> _Supplied passage_:
* * * * * * * * *

By Chris Wright
With a nod to the upcoming prospective El Clasico fixture pile-up (four in four weeks, beginning on April 16th), Pies bring you a rundown of ten players whose burgeoning talents afforded them a platform at one – or, in some cases, both – of the two most illustrious club sides in world football, only to see their career eventually slide into relative mediocrity…
10. Jose Antonio Reyes – Real Madrid, 2006 – 2007
Quickly descended from one of the most gifted attack-minded players in world football to an ‘occasionally gripping performer for an average club’, all in the space of about three years.
If you fancy a bit of further reading, I urge you to have a gander (after finishing our rundown of course!) at Jacob Steinberg’s ace retrospective of Reyes’ fateful career that we featured on Pies a few months ago – it’s quite a tale.

* * * * * * * * *

> _Required work_:
[1] Answer these questions from the football rundown:
(a) On what date does the El Clasico fixture pile-up begin?
(b) What years are given for Jose Antonio Reyes at Real Madrid?
(c) Whose retrospective of Reyes' career does the football rundown recommend?
[2] Rewrite the football rundown from "By Chris Wright" to "quite a tale.", putting "look" in place of "gander".

> _Source excerpt_:
* * * * * * * * *

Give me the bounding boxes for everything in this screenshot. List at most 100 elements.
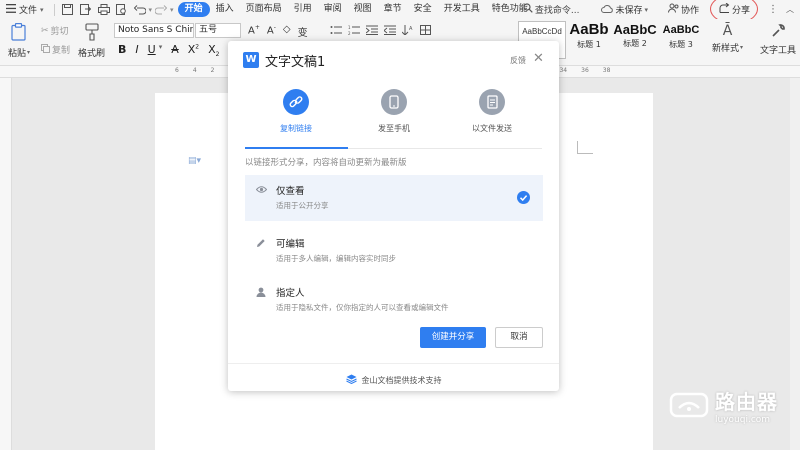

* * * * * * * * *

> _Results by task_:
[1]
(a) April 16th
(b) 2006 – 2007
(c) Jacob Steinberg's

[2]
By Chris Wright
With a nod to the upcoming prospective El Clasico fixture pile-up (four in four weeks, beginning on April 16th), Pies bring you a rundown of ten players whose burgeoning talents afforded them a platform at one – or, in some cases, both – of the two most illustrious club sides in world football, only to see their career eventually slide into relative mediocrity…
10. Jose Antonio Reyes – Real Madrid, 2006 – 2007
Quickly descended from one of the most gifted attack-minded players in world football to an ‘occasionally gripping performer for an average club’, all in the space of about three years.
If you fancy a bit of further reading, I urge you to have a look (after finishing our rundown of course!) at Jacob Steinberg’s ace retrospective of Reyes’ fateful career that we featured on Pies a few months ago – it’s quite a tale.